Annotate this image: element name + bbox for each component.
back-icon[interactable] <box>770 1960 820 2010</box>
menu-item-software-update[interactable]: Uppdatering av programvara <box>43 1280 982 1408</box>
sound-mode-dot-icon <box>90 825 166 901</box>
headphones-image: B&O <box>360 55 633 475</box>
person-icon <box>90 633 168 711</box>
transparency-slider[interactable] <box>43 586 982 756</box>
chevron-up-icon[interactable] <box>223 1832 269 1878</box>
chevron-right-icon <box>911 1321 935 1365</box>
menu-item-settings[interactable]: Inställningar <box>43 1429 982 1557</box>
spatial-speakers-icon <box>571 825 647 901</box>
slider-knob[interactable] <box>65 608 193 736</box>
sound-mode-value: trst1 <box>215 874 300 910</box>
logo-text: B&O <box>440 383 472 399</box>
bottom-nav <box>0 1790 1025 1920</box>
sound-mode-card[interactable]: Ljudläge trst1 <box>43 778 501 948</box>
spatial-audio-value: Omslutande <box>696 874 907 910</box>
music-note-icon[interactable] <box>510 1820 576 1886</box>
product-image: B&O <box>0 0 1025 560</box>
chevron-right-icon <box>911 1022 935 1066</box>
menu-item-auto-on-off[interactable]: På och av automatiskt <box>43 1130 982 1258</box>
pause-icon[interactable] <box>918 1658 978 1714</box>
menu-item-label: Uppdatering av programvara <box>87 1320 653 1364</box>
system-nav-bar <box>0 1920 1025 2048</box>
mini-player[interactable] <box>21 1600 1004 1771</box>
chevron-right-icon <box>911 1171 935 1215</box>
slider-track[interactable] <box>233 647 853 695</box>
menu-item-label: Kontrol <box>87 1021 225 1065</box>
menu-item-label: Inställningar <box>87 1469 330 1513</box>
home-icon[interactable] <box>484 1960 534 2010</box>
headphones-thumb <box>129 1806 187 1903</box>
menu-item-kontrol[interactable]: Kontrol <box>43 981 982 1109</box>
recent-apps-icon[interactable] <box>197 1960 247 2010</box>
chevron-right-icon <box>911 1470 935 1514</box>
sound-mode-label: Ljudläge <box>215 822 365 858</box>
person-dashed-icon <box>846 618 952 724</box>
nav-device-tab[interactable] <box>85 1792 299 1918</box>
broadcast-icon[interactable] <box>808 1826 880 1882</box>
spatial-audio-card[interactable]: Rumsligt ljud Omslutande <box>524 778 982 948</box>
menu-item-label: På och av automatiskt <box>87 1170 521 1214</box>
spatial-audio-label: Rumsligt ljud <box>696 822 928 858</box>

════════════════

### Exercise requirements
Convert the data from its first line up to and including the line with "spatial-audio-value: Omslutande <box>696" into a Markdown table. Use the columns "Row" and "Line", number each row, and leave out any blank lines.

### Correct answer
| Row | Line |
|---|---|
| 1 | Annotate this image: element name + bbox for each component. |
| 2 | back-icon[interactable] <box>770 1960 820 2010</box> |
| 3 | menu-item-software-update[interactable]: Uppdatering av programvara <box>43 1280 982 1408</box> |
| 4 | sound-mode-dot-icon <box>90 825 166 901</box> |
| 5 | headphones-image: B&O <box>360 55 633 475</box> |
| 6 | person-icon <box>90 633 168 711</box> |
| 7 | transparency-slider[interactable] <box>43 586 982 756</box> |
| 8 | chevron-up-icon[interactable] <box>223 1832 269 1878</box> |
| 9 | chevron-right-icon <box>911 1321 935 1365</box> |
| 10 | menu-item-settings[interactable]: Inställningar <box>43 1429 982 1557</box> |
| 11 | spatial-speakers-icon <box>571 825 647 901</box> |
| 12 | slider-knob[interactable] <box>65 608 193 736</box> |
| 13 | sound-mode-value: trst1 <box>215 874 300 910</box> |
| 14 | logo-text: B&O <box>440 383 472 399</box> |
| 15 | bottom-nav <box>0 1790 1025 1920</box> |
| 16 | sound-mode-card[interactable]: Ljudläge trst1 <box>43 778 501 948</box> |
| 17 | spatial-audio-value: Omslutande <box>696 874 907 910</box> |